Requirements: Quote the records in full and leave their pictures out.

=== Provided data ===

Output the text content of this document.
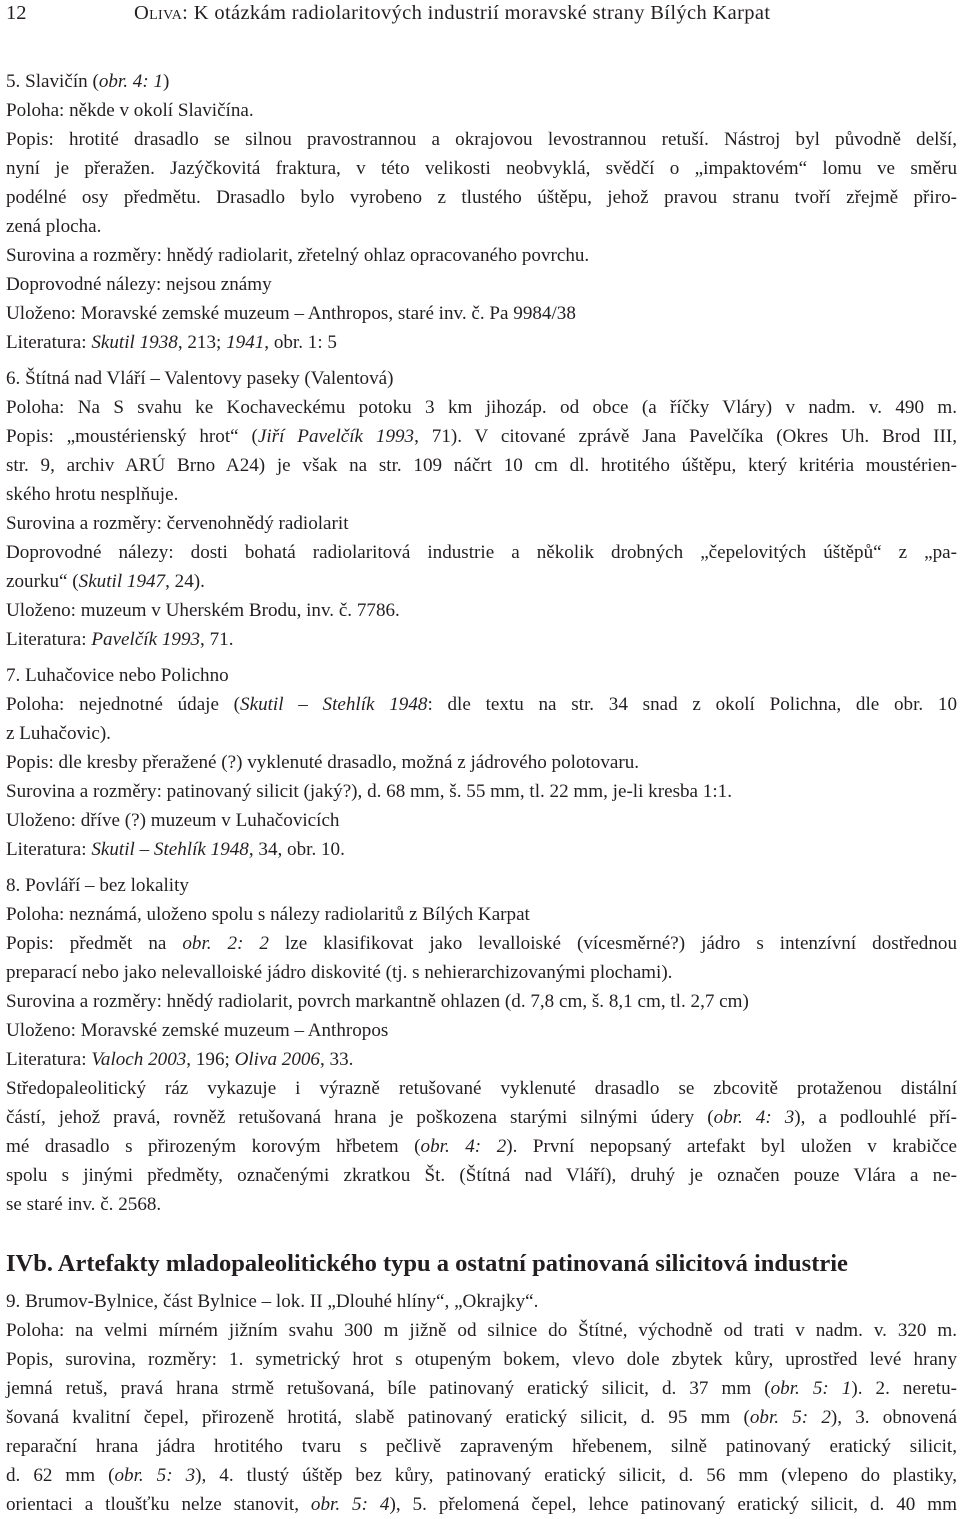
12	Oliva: K otázkám radiolaritových industrií moravské strany Bílých Karpat
5. Slavičín (obr. 4: 1)
Poloha: někde v okolí Slavičína.
Popis: hrotité drasadlo se silnou pravostrannou a okrajovou levostrannou retuší. Nástroj byl původně delší,
nyní je přeražen. Jazýčkovitá fraktura, v této velikosti neobvyklá, svědčí o „impaktovém“ lomu ve směru
podélné osy předmětu. Drasadlo bylo vyrobeno z tlustého úštěpu, jehož pravou stranu tvoří zřejmě přiro-
zená plocha.
Surovina a rozměry: hnědý radiolarit, zřetelný ohlaz opracovaného povrchu.
Doprovodné nálezy: nejsou známy
Uloženo: Moravské zemské muzeum – Anthropos, staré inv. č. Pa 9984/38
Literatura: Skutil 1938, 213; 1941, obr. 1: 5
6. Štítná nad Vláří – Valentovy paseky (Valentová)
Poloha: Na S svahu ke Kochaveckému potoku 3 km jihozáp. od obce (a říčky Vláry) v nadm. v. 490 m.
Popis: „moustérienský hrot“ (Jiří Pavelčík 1993, 71). V citované zprávě Jana Pavelčíka (Okres Uh. Brod III,
str. 9, archiv ARÚ Brno A24) je však na str. 109 náčrt 10 cm dl. hrotitého úštěpu, který kritéria moustérien-
ského hrotu nesplňuje.
Surovina a rozměry: červenohnědý radiolarit
Doprovodné nálezy: dosti bohatá radiolaritová industrie a několik drobných „čepelovitých úštěpů“ z „pa-
zourku“ (Skutil 1947, 24).
Uloženo: muzeum v Uherském Brodu, inv. č. 7786.
Literatura: Pavelčík 1993, 71.
7. Luhačovice nebo Polichno
Poloha: nejednotné údaje (Skutil – Stehlík 1948: dle textu na str. 34 snad z okolí Polichna, dle obr. 10
z Luhačovic).
Popis: dle kresby přeražené (?) vyklenuté drasadlo, možná z jádrového polotovaru.
Surovina a rozměry: patinovaný silicit (jaký?), d. 68 mm, š. 55 mm, tl. 22 mm, je-li kresba 1:1.
Uloženo: dříve (?) muzeum v Luhačovicích
Literatura: Skutil – Stehlík 1948, 34, obr. 10.
8. Povláří – bez lokality
Poloha: neznámá, uloženo spolu s nálezy radiolaritů z Bílých Karpat
Popis: předmět na obr. 2: 2 lze klasifikovat jako levalloiské (vícesměrné?) jádro s intenzívní dostřednou
preparací nebo jako nelevalloiské jádro diskovité (tj. s nehierarchizovanými plochami).
Surovina a rozměry: hnědý radiolarit, povrch markantně ohlazen (d. 7,8 cm, š. 8,1 cm, tl. 2,7 cm)
Uloženo: Moravské zemské muzeum – Anthropos
Literatura: Valoch 2003, 196; Oliva 2006, 33.
Středopaleolitický ráz vykazuje i výrazně retušované vyklenuté drasadlo se zbcovitě protaženou distální
částí, jehož pravá, rovněž retušovaná hrana je poškozena starými silnými údery (obr. 4: 3), a podlouhlé pří-
mé drasadlo s přirozeným korovým hřbetem (obr. 4: 2). První nepopsaný artefakt byl uložen v krabičce
spolu s jinými předměty, označenými zkratkou Št. (Štítná nad Vláří), druhý je označen pouze Vlára a ne-
se staré inv. č. 2568.
IVb. Artefakty mladopaleolitického typu a ostatní patinovaná silicitová industrie
9. Brumov-Bylnice, část Bylnice – lok. II „Dlouhé hlíny“, „Okrajky“.
Poloha: na velmi mírném jižním svahu 300 m jižně od silnice do Štítné, východně od trati v nadm. v. 320 m.
Popis, surovina, rozměry: 1. symetrický hrot s otupeným bokem, vlevo dole zbytek kůry, uprostřed levé hrany
jemná retuš, pravá hrana strmě retušovaná, bíle patinovaný eratický silicit, d. 37 mm (obr. 5: 1). 2. neretu-
šovaná kvalitní čepel, přirozeně hrotitá, slabě patinovaný eratický silicit, d. 95 mm (obr. 5: 2), 3. obnovená
reparační hrana jádra hrotitého tvaru s pečlivě zapraveným hřebenem, silně patinovaný eratický silicit,
d. 62 mm (obr. 5: 3), 4. tlustý úštěp bez kůry, patinovaný eratický silicit, d. 56 mm (vlepeno do plastiky,
orientaci a tloušťku nelze stanovit, obr. 5: 4), 5. přelomená čepel, lehce patinovaný eratický silicit, d. 40 mm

===

Exercise solution:
Output the text content of this document.
12	Oliva: K otázkám radiolaritových industrií moravské strany Bílých Karpat
5. Slavičín (obr. 4: 1)
Poloha: někde v okolí Slavičína.
Popis: hrotité drasadlo se silnou pravostrannou a okrajovou levostrannou retuší. Nástroj byl původně delší,
nyní je přeražen. Jazýčkovitá fraktura, v této velikosti neobvyklá, svědčí o „impaktovém“ lomu ve směru
podélné osy předmětu. Drasadlo bylo vyrobeno z tlustého úštěpu, jehož pravou stranu tvoří zřejmě přiro-
zená plocha.
Surovina a rozměry: hnědý radiolarit, zřetelný ohlaz opracovaného povrchu.
Doprovodné nálezy: nejsou známy
Uloženo: Moravské zemské muzeum – Anthropos, staré inv. č. Pa 9984/38
Literatura: Skutil 1938, 213; 1941, obr. 1: 5
6. Štítná nad Vláří – Valentovy paseky (Valentová)
Poloha: Na S svahu ke Kochaveckému potoku 3 km jihozáp. od obce (a říčky Vláry) v nadm. v. 490 m.
Popis: „moustérienský hrot“ (Jiří Pavelčík 1993, 71). V citované zprávě Jana Pavelčíka (Okres Uh. Brod III,
str. 9, archiv ARÚ Brno A24) je však na str. 109 náčrt 10 cm dl. hrotitého úštěpu, který kritéria moustérien-
ského hrotu nesplňuje.
Surovina a rozměry: červenohnědý radiolarit
Doprovodné nálezy: dosti bohatá radiolaritová industrie a několik drobných „čepelovitých úštěpů“ z „pa-
zourku“ (Skutil 1947, 24).
Uloženo: muzeum v Uherském Brodu, inv. č. 7786.
Literatura: Pavelčík 1993, 71.
7. Luhačovice nebo Polichno
Poloha: nejednotné údaje (Skutil – Stehlík 1948: dle textu na str. 34 snad z okolí Polichna, dle obr. 10
z Luhačovic).
Popis: dle kresby přeražené (?) vyklenuté drasadlo, možná z jádrového polotovaru.
Surovina a rozměry: patinovaný silicit (jaký?), d. 68 mm, š. 55 mm, tl. 22 mm, je-li kresba 1:1.
Uloženo: dříve (?) muzeum v Luhačovicích
Literatura: Skutil – Stehlík 1948, 34, obr. 10.
8. Povláří – bez lokality
Poloha: neznámá, uloženo spolu s nálezy radiolaritů z Bílých Karpat
Popis: předmět na obr. 2: 2 lze klasifikovat jako levalloiské (vícesměrné?) jádro s intenzívní dostřednou
preparací nebo jako nelevalloiské jádro diskovité (tj. s nehierarchizovanými plochami).
Surovina a rozměry: hnědý radiolarit, povrch markantně ohlazen (d. 7,8 cm, š. 8,1 cm, tl. 2,7 cm)
Uloženo: Moravské zemské muzeum – Anthropos
Literatura: Valoch 2003, 196; Oliva 2006, 33.
Středopaleolitický ráz vykazuje i výrazně retušované vyklenuté drasadlo se zbcovitě protaženou distální
částí, jehož pravá, rovněž retušovaná hrana je poškozena starými silnými údery (obr. 4: 3), a podlouhlé pří-
mé drasadlo s přirozeným korovým hřbetem (obr. 4: 2). První nepopsaný artefakt byl uložen v krabičce
spolu s jinými předměty, označenými zkratkou Št. (Štítná nad Vláří), druhý je označen pouze Vlára a ne-
se staré inv. č. 2568.
IVb. Artefakty mladopaleolitického typu a ostatní patinovaná silicitová industrie
9. Brumov-Bylnice, část Bylnice – lok. II „Dlouhé hlíny“, „Okrajky“.
Poloha: na velmi mírném jižním svahu 300 m jižně od silnice do Štítné, východně od trati v nadm. v. 320 m.
Popis, surovina, rozměry: 1. symetrický hrot s otupeným bokem, vlevo dole zbytek kůry, uprostřed levé hrany
jemná retuš, pravá hrana strmě retušovaná, bíle patinovaný eratický silicit, d. 37 mm (obr. 5: 1). 2. neretu-
šovaná kvalitní čepel, přirozeně hrotitá, slabě patinovaný eratický silicit, d. 95 mm (obr. 5: 2), 3. obnovená
reparační hrana jádra hrotitého tvaru s pečlivě zapraveným hřebenem, silně patinovaný eratický silicit,
d. 62 mm (obr. 5: 3), 4. tlustý úštěp bez kůry, patinovaný eratický silicit, d. 56 mm (vlepeno do plastiky,
orientaci a tloušťku nelze stanovit, obr. 5: 4), 5. přelomená čepel, lehce patinovaný eratický silicit, d. 40 mm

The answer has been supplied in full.